»»
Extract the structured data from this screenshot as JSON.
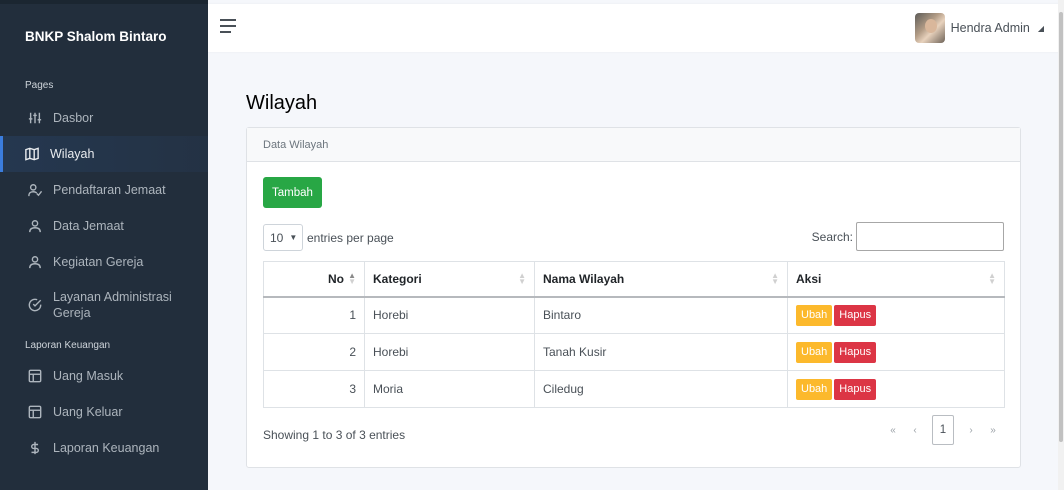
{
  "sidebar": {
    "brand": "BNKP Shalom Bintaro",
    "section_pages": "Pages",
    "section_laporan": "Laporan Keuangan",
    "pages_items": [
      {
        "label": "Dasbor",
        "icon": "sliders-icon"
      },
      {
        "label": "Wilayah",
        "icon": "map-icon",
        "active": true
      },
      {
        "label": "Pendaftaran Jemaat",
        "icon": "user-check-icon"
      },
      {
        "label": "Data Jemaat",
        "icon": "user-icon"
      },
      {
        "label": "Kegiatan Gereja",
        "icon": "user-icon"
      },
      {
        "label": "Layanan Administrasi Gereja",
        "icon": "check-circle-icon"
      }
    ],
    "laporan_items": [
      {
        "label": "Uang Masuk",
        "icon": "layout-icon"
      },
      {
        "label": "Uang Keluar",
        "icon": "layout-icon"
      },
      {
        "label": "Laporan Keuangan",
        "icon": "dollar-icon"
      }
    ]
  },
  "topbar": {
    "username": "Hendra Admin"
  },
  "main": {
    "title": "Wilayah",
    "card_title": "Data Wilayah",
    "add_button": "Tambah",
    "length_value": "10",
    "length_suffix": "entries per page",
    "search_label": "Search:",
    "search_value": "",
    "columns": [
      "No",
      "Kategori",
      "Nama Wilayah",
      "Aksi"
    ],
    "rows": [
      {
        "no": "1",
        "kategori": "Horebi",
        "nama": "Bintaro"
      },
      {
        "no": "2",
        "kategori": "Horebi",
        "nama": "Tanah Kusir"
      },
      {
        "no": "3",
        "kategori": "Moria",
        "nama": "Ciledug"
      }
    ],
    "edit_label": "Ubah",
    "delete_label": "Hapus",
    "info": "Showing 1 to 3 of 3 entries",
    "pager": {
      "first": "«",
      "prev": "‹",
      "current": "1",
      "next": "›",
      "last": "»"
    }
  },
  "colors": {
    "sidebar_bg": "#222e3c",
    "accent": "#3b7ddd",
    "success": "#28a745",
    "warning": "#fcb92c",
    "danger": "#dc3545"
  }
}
««
»»
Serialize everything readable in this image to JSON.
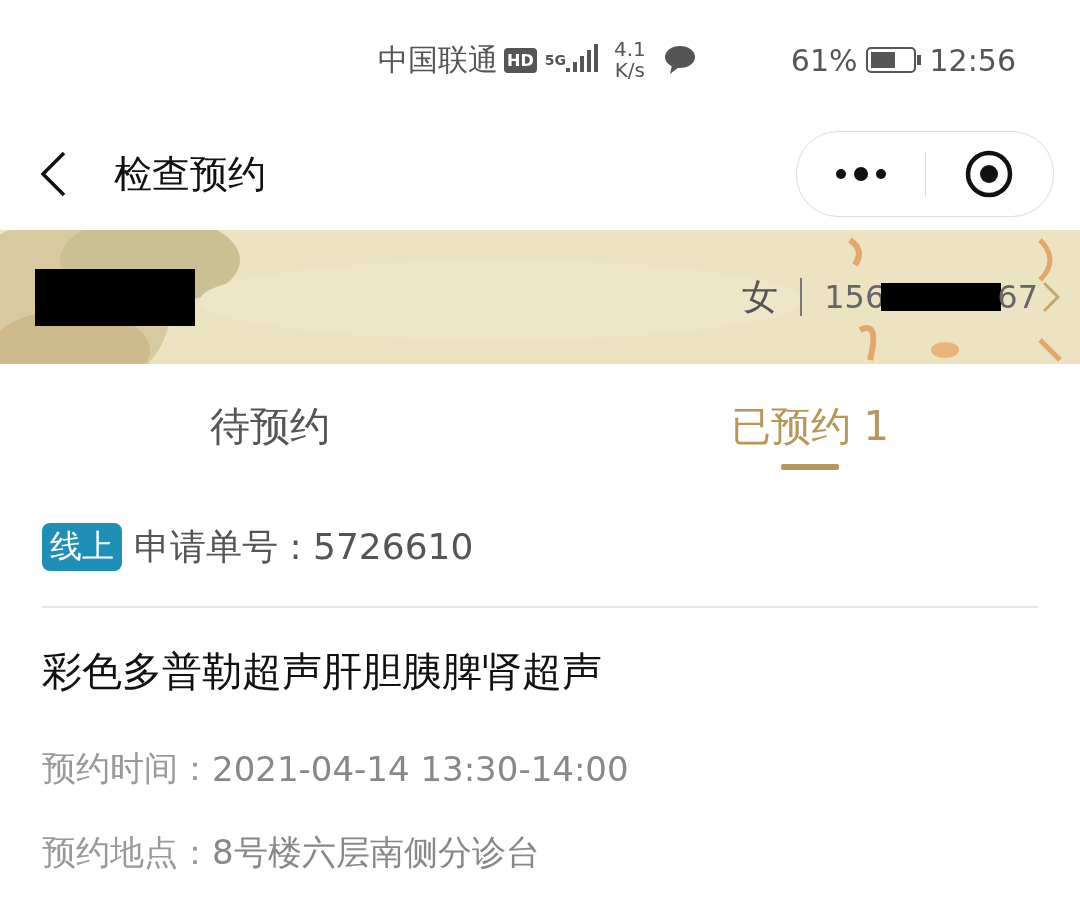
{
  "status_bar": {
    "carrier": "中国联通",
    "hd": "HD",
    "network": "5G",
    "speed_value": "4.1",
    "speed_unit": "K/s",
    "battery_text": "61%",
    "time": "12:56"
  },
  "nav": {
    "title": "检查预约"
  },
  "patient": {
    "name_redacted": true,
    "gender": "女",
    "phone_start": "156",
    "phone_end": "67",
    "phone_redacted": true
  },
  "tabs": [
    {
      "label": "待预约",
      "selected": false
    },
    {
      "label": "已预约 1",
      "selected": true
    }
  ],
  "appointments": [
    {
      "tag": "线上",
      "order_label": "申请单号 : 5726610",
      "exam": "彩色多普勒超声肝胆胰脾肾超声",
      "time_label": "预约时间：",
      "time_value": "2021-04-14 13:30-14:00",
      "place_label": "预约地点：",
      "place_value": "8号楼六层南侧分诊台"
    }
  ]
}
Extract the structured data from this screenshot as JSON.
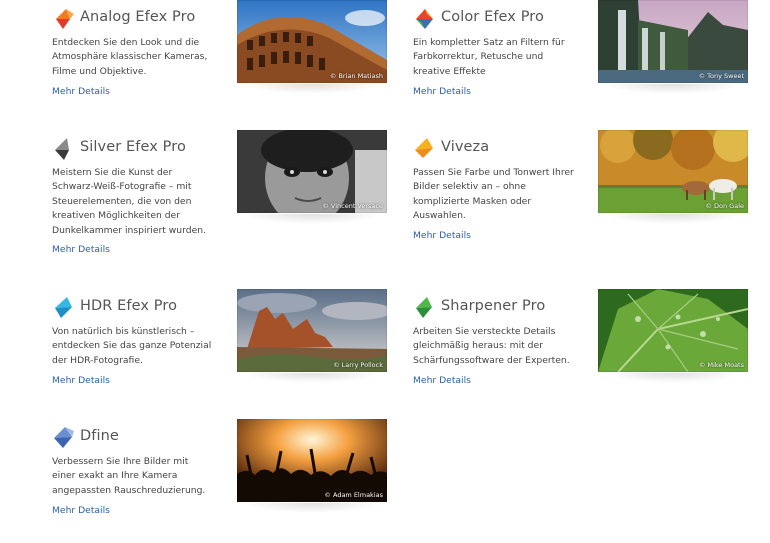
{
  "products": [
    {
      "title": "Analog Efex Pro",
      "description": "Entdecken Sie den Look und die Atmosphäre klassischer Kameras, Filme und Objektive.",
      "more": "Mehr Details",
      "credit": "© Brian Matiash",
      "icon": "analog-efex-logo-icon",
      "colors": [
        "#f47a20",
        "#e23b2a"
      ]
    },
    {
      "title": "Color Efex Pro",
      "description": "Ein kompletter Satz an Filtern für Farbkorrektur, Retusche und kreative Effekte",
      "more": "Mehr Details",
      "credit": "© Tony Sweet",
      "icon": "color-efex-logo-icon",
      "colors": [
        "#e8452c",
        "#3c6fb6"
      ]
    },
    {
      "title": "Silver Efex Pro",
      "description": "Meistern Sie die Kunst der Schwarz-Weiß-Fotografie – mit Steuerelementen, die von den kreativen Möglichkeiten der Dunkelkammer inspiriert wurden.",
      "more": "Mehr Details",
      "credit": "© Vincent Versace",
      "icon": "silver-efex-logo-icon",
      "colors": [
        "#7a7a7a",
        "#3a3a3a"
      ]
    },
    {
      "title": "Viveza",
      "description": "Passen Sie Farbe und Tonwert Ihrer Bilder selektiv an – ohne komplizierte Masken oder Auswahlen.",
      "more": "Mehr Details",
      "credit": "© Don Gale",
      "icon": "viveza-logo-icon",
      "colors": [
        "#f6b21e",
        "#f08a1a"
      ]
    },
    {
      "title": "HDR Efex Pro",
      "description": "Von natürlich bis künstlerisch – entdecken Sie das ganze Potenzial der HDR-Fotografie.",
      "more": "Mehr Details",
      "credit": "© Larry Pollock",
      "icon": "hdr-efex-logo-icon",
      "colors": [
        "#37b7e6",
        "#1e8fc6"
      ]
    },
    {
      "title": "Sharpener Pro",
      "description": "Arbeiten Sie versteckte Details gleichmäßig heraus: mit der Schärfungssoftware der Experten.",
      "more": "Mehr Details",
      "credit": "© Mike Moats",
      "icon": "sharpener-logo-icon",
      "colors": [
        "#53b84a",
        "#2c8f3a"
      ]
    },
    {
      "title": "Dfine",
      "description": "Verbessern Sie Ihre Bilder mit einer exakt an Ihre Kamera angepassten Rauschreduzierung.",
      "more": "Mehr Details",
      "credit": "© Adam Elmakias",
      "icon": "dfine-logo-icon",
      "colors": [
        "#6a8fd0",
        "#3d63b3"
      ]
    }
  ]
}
««
■ Exercise task
Count how many lines contain "Jemaat" and give only that count.

■ Solution below
2